◆ **DIRECTION**: Find every line in the records that holds the string "汽车租赁合同". Copy each one.

┌─ EXTRACTED INFORMATION

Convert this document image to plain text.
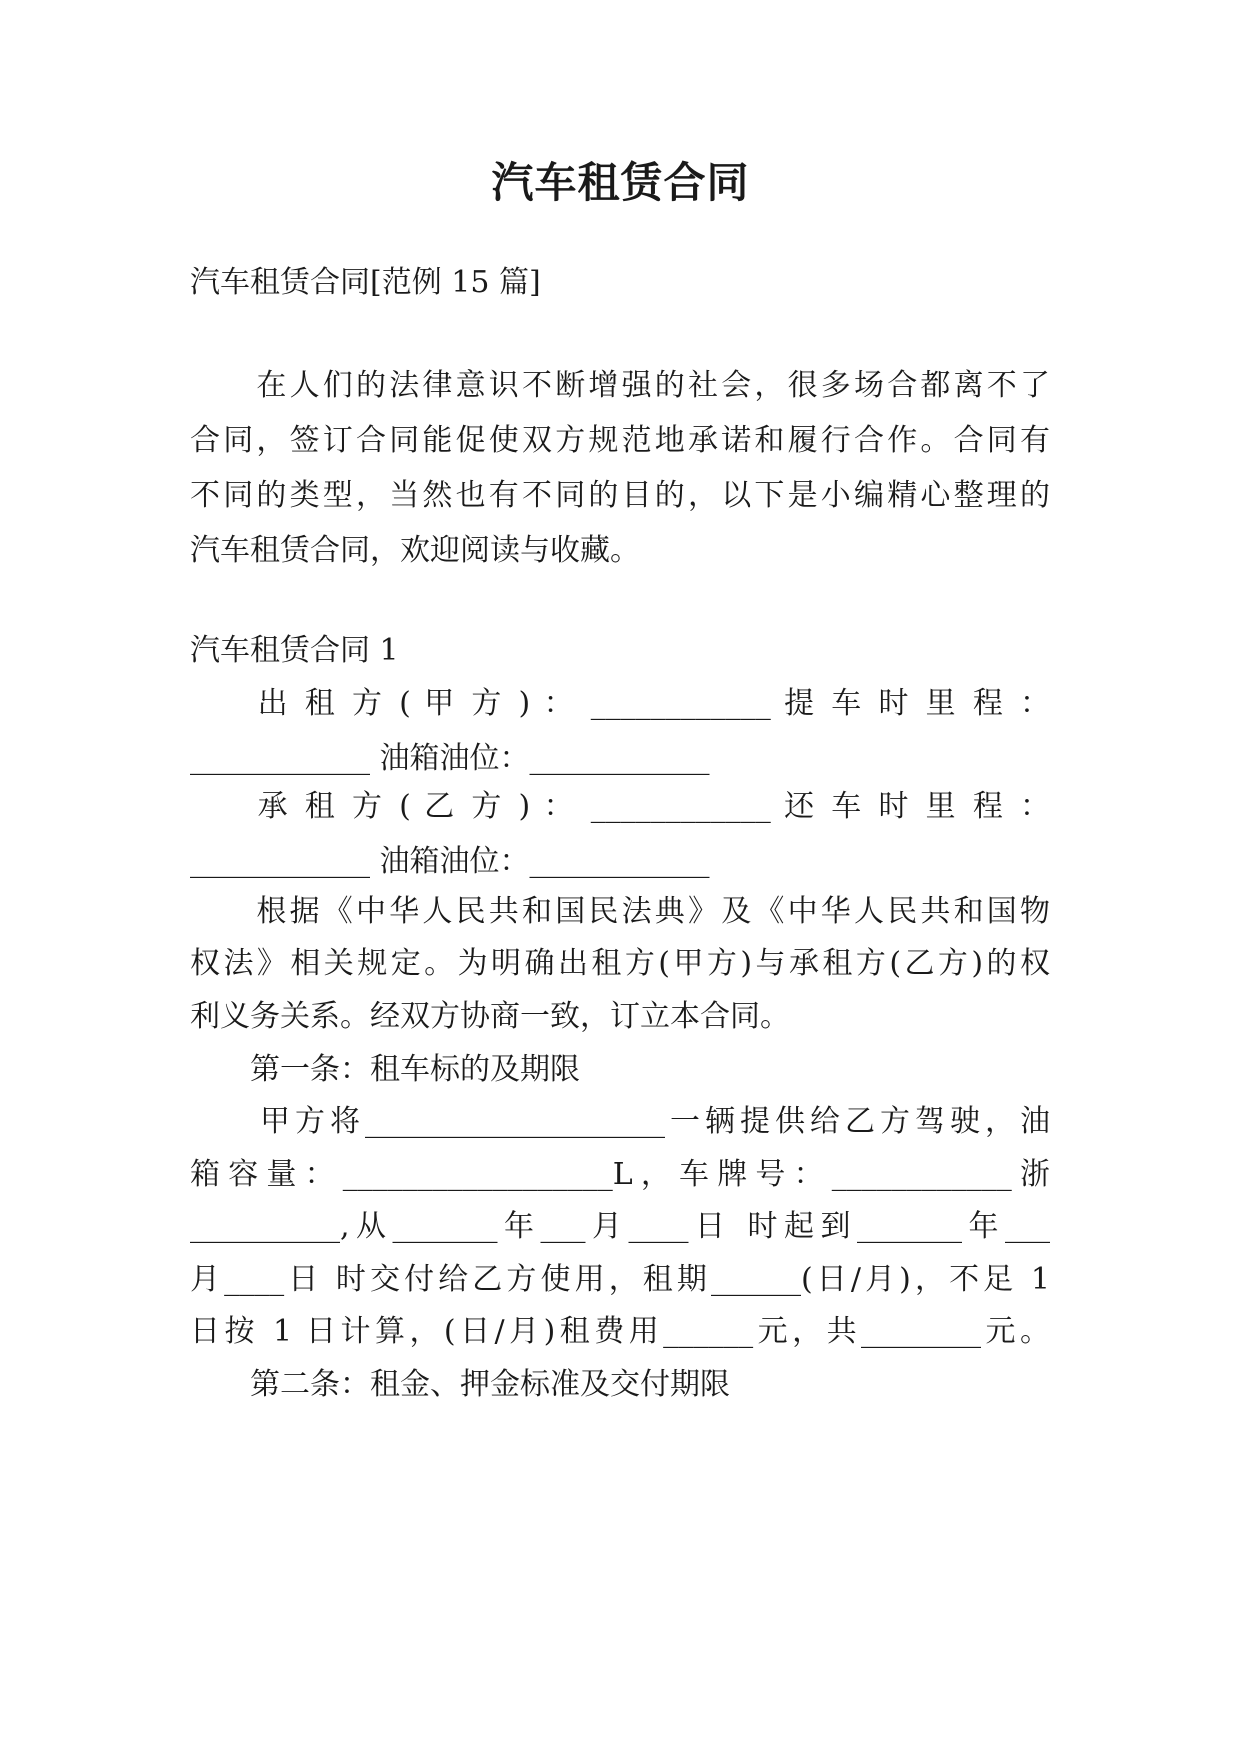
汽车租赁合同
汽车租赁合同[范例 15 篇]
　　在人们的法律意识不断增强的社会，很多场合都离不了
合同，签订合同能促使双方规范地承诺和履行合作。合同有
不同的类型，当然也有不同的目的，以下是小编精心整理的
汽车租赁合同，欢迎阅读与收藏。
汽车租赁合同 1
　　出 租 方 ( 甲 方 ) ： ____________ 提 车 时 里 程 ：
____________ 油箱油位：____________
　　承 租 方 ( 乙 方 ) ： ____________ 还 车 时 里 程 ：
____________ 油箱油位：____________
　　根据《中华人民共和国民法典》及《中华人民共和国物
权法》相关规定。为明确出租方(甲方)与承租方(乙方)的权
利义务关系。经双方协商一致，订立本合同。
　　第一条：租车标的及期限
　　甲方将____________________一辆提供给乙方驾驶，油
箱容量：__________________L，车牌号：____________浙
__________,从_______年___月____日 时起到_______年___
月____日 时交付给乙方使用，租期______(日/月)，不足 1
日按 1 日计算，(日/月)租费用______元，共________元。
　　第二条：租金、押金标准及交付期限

└─
┌─ EXTRACTED INFORMATION

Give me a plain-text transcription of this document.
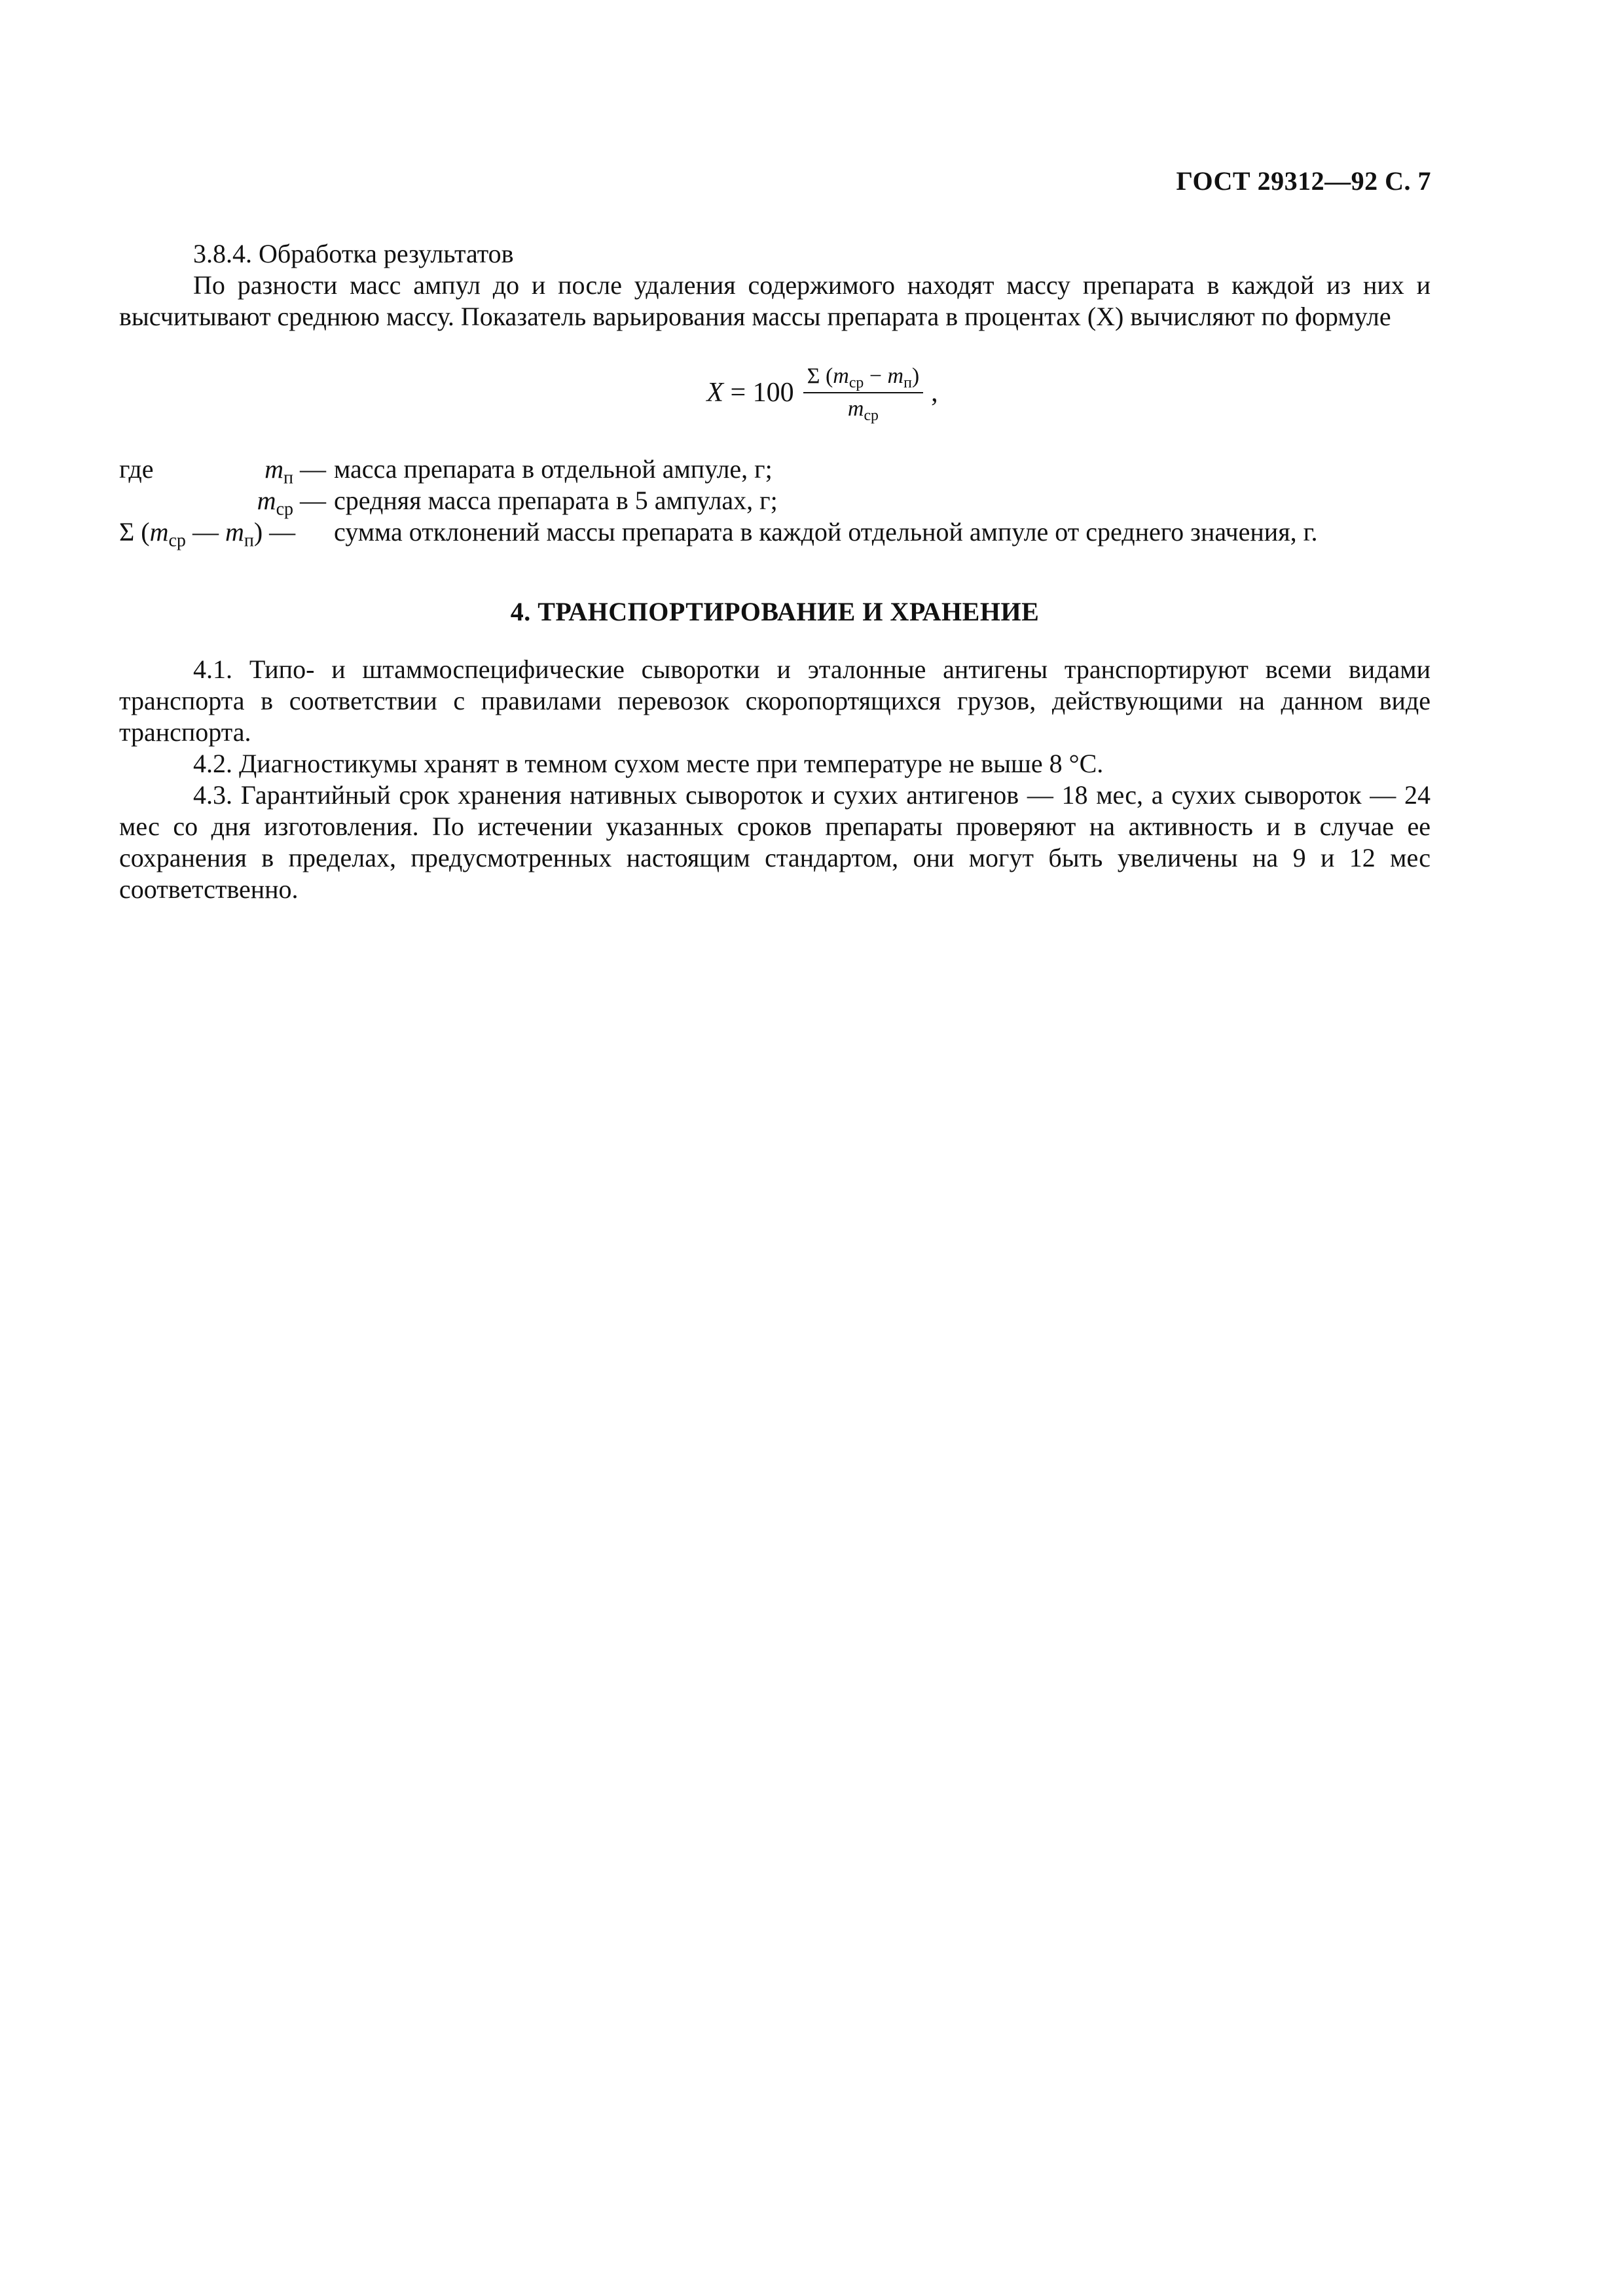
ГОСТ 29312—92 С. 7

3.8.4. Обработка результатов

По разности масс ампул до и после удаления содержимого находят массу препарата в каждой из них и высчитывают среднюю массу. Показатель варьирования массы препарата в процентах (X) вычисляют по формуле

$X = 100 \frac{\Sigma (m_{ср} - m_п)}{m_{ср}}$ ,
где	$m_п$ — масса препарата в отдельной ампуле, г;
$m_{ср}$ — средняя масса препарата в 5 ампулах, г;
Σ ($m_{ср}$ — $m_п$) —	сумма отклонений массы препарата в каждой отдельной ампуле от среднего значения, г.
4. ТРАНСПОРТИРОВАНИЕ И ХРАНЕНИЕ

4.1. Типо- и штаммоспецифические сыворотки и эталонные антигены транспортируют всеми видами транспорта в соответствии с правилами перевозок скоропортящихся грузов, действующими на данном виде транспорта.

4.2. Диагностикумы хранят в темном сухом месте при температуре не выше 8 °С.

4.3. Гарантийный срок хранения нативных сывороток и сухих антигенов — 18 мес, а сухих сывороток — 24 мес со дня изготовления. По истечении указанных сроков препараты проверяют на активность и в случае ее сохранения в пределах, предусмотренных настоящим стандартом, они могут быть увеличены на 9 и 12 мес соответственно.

└─
┌─ EXTRACTED INFORMATION

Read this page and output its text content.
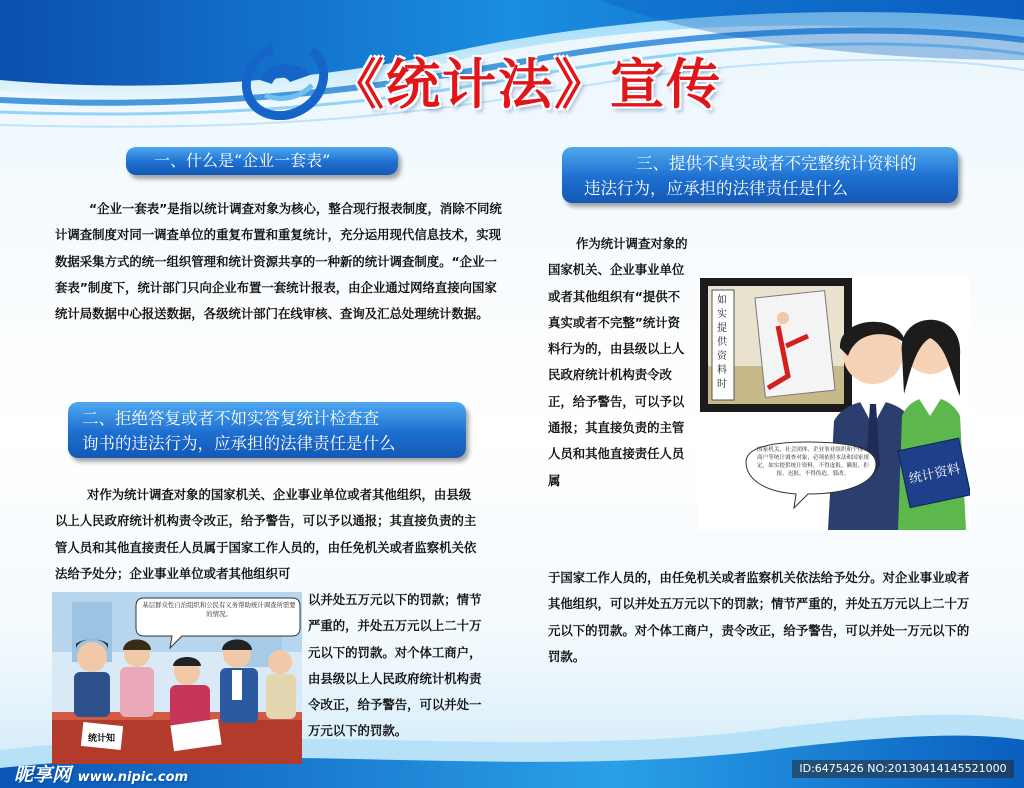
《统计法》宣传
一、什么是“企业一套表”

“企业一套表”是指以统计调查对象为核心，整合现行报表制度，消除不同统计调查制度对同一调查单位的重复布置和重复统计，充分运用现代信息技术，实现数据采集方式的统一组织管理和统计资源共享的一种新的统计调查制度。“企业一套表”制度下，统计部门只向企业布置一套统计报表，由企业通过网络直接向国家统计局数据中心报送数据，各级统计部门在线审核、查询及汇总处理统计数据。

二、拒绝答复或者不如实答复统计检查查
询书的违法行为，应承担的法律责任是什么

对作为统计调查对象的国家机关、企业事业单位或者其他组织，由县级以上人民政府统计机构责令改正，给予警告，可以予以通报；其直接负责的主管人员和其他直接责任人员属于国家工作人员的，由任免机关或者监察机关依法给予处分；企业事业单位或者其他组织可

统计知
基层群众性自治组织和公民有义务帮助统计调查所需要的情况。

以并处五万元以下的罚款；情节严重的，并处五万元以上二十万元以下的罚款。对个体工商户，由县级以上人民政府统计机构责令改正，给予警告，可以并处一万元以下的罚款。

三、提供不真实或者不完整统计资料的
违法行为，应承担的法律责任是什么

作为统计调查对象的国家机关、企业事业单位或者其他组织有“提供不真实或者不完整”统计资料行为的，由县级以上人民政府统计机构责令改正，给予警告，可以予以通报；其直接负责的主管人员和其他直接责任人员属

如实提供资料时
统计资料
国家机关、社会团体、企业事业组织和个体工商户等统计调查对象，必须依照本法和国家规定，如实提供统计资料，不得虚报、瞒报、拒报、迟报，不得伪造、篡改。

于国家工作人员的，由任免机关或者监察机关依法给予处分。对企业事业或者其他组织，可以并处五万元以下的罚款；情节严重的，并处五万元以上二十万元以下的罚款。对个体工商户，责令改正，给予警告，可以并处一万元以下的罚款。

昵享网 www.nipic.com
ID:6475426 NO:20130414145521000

└─

◆ **FINAL RESULT**:
汽车租赁合同
汽车租赁合同[范例 15 篇]
汽车租赁合同，欢迎阅读与收藏。
汽车租赁合同 1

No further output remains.